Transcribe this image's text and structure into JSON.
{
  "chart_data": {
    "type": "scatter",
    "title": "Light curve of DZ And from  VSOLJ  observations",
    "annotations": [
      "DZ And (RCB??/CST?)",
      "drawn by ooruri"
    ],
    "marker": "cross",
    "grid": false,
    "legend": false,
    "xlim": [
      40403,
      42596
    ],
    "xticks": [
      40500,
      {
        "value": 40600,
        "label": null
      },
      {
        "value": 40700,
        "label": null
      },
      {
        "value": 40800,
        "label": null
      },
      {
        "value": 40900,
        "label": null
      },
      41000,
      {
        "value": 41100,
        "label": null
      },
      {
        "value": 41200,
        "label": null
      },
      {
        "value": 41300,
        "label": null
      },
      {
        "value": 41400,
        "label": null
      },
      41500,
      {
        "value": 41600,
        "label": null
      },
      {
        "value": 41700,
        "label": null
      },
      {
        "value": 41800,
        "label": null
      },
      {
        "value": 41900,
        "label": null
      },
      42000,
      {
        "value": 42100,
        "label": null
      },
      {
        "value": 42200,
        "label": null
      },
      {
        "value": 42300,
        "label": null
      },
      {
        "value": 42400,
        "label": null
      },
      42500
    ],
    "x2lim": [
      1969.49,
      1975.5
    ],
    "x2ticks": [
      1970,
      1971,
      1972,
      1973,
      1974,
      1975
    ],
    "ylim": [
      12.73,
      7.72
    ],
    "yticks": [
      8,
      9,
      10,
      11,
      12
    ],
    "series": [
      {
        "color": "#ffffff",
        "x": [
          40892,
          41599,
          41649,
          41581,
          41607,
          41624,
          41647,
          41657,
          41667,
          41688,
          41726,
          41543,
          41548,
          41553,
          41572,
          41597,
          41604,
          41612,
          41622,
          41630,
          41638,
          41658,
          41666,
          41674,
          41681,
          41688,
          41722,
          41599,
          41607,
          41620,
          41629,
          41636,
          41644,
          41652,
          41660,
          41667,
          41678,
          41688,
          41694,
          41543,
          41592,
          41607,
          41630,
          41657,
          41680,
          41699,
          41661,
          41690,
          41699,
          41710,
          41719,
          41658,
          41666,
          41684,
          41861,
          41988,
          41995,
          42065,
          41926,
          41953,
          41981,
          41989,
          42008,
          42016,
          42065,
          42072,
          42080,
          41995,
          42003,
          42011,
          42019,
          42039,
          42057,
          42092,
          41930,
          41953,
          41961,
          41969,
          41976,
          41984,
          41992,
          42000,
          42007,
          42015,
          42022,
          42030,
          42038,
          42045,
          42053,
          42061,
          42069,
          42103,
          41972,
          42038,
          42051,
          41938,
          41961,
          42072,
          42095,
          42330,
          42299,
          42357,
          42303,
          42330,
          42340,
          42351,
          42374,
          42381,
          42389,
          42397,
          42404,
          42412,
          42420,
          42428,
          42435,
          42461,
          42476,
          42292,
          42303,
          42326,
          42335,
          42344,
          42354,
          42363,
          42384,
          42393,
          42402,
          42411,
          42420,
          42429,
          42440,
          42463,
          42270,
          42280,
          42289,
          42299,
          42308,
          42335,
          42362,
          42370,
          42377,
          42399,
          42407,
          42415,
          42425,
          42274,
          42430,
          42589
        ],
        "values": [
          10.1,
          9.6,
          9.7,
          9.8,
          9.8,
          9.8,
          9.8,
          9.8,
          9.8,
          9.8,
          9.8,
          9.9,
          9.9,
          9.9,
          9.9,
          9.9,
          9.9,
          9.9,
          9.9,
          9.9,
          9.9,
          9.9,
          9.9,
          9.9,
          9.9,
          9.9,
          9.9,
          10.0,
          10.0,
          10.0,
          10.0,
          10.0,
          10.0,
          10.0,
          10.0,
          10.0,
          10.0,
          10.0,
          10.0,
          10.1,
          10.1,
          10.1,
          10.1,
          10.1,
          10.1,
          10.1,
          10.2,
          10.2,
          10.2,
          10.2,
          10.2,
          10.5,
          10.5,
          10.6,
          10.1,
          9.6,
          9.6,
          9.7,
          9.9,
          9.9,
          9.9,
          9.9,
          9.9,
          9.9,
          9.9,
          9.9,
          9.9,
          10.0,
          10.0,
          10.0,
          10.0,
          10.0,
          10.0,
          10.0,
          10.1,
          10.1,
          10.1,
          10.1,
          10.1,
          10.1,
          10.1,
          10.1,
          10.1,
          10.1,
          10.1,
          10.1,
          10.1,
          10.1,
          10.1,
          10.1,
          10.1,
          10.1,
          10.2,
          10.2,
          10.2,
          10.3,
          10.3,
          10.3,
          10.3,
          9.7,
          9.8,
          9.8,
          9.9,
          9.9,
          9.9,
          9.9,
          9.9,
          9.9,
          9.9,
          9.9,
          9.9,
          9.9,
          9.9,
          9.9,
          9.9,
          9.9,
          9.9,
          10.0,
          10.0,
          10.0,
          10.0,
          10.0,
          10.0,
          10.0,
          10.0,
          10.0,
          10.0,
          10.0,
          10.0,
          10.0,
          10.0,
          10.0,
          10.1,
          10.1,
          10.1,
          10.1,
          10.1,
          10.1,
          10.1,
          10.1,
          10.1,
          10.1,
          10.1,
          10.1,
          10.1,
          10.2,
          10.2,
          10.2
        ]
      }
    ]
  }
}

****

*Written request*.
Take the lines above and print them exactly.

*Answer to this task*.
Transcribe this image's text and structure into JSON.
{
  "chart_data": {
    "type": "scatter",
    "title": "Light curve of DZ And from  VSOLJ  observations",
    "annotations": [
      "DZ And (RCB??/CST?)",
      "drawn by ooruri"
    ],
    "marker": "cross",
    "grid": false,
    "legend": false,
    "xlim": [
      40403,
      42596
    ],
    "xticks": [
      40500,
      {
        "value": 40600,
        "label": null
      },
      {
        "value": 40700,
        "label": null
      },
      {
        "value": 40800,
        "label": null
      },
      {
        "value": 40900,
        "label": null
      },
      41000,
      {
        "value": 41100,
        "label": null
      },
      {
        "value": 41200,
        "label": null
      },
      {
        "value": 41300,
        "label": null
      },
      {
        "value": 41400,
        "label": null
      },
      41500,
      {
        "value": 41600,
        "label": null
      },
      {
        "value": 41700,
        "label": null
      },
      {
        "value": 41800,
        "label": null
      },
      {
        "value": 41900,
        "label": null
      },
      42000,
      {
        "value": 42100,
        "label": null
      },
      {
        "value": 42200,
        "label": null
      },
      {
        "value": 42300,
        "label": null
      },
      {
        "value": 42400,
        "label": null
      },
      42500
    ],
    "x2lim": [
      1969.49,
      1975.5
    ],
    "x2ticks": [
      1970,
      1971,
      1972,
      1973,
      1974,
      1975
    ],
    "ylim": [
      12.73,
      7.72
    ],
    "yticks": [
      8,
      9,
      10,
      11,
      12
    ],
    "series": [
      {
        "color": "#ffffff",
        "x": [
          40892,
          41599,
          41649,
          41581,
          41607,
          41624,
          41647,
          41657,
          41667,
          41688,
          41726,
          41543,
          41548,
          41553,
          41572,
          41597,
          41604,
          41612,
          41622,
          41630,
          41638,
          41658,
          41666,
          41674,
          41681,
          41688,
          41722,
          41599,
          41607,
          41620,
          41629,
          41636,
          41644,
          41652,
          41660,
          41667,
          41678,
          41688,
          41694,
          41543,
          41592,
          41607,
          41630,
          41657,
          41680,
          41699,
          41661,
          41690,
          41699,
          41710,
          41719,
          41658,
          41666,
          41684,
          41861,
          41988,
          41995,
          42065,
          41926,
          41953,
          41981,
          41989,
          42008,
          42016,
          42065,
          42072,
          42080,
          41995,
          42003,
          42011,
          42019,
          42039,
          42057,
          42092,
          41930,
          41953,
          41961,
          41969,
          41976,
          41984,
          41992,
          42000,
          42007,
          42015,
          42022,
          42030,
          42038,
          42045,
          42053,
          42061,
          42069,
          42103,
          41972,
          42038,
          42051,
          41938,
          41961,
          42072,
          42095,
          42330,
          42299,
          42357,
          42303,
          42330,
          42340,
          42351,
          42374,
          42381,
          42389,
          42397,
          42404,
          42412,
          42420,
          42428,
          42435,
          42461,
          42476,
          42292,
          42303,
          42326,
          42335,
          42344,
          42354,
          42363,
          42384,
          42393,
          42402,
          42411,
          42420,
          42429,
          42440,
          42463,
          42270,
          42280,
          42289,
          42299,
          42308,
          42335,
          42362,
          42370,
          42377,
          42399,
          42407,
          42415,
          42425,
          42274,
          42430,
          42589
        ],
        "values": [
          10.1,
          9.6,
          9.7,
          9.8,
          9.8,
          9.8,
          9.8,
          9.8,
          9.8,
          9.8,
          9.8,
          9.9,
          9.9,
          9.9,
          9.9,
          9.9,
          9.9,
          9.9,
          9.9,
          9.9,
          9.9,
          9.9,
          9.9,
          9.9,
          9.9,
          9.9,
          9.9,
          10.0,
          10.0,
          10.0,
          10.0,
          10.0,
          10.0,
          10.0,
          10.0,
          10.0,
          10.0,
          10.0,
          10.0,
          10.1,
          10.1,
          10.1,
          10.1,
          10.1,
          10.1,
          10.1,
          10.2,
          10.2,
          10.2,
          10.2,
          10.2,
          10.5,
          10.5,
          10.6,
          10.1,
          9.6,
          9.6,
          9.7,
          9.9,
          9.9,
          9.9,
          9.9,
          9.9,
          9.9,
          9.9,
          9.9,
          9.9,
          10.0,
          10.0,
          10.0,
          10.0,
          10.0,
          10.0,
          10.0,
          10.1,
          10.1,
          10.1,
          10.1,
          10.1,
          10.1,
          10.1,
          10.1,
          10.1,
          10.1,
          10.1,
          10.1,
          10.1,
          10.1,
          10.1,
          10.1,
          10.1,
          10.1,
          10.2,
          10.2,
          10.2,
          10.3,
          10.3,
          10.3,
          10.3,
          9.7,
          9.8,
          9.8,
          9.9,
          9.9,
          9.9,
          9.9,
          9.9,
          9.9,
          9.9,
          9.9,
          9.9,
          9.9,
          9.9,
          9.9,
          9.9,
          9.9,
          9.9,
          10.0,
          10.0,
          10.0,
          10.0,
          10.0,
          10.0,
          10.0,
          10.0,
          10.0,
          10.0,
          10.0,
          10.0,
          10.0,
          10.0,
          10.0,
          10.1,
          10.1,
          10.1,
          10.1,
          10.1,
          10.1,
          10.1,
          10.1,
          10.1,
          10.1,
          10.1,
          10.1,
          10.1,
          10.2,
          10.2,
          10.2
        ]
      }
    ]
  }
}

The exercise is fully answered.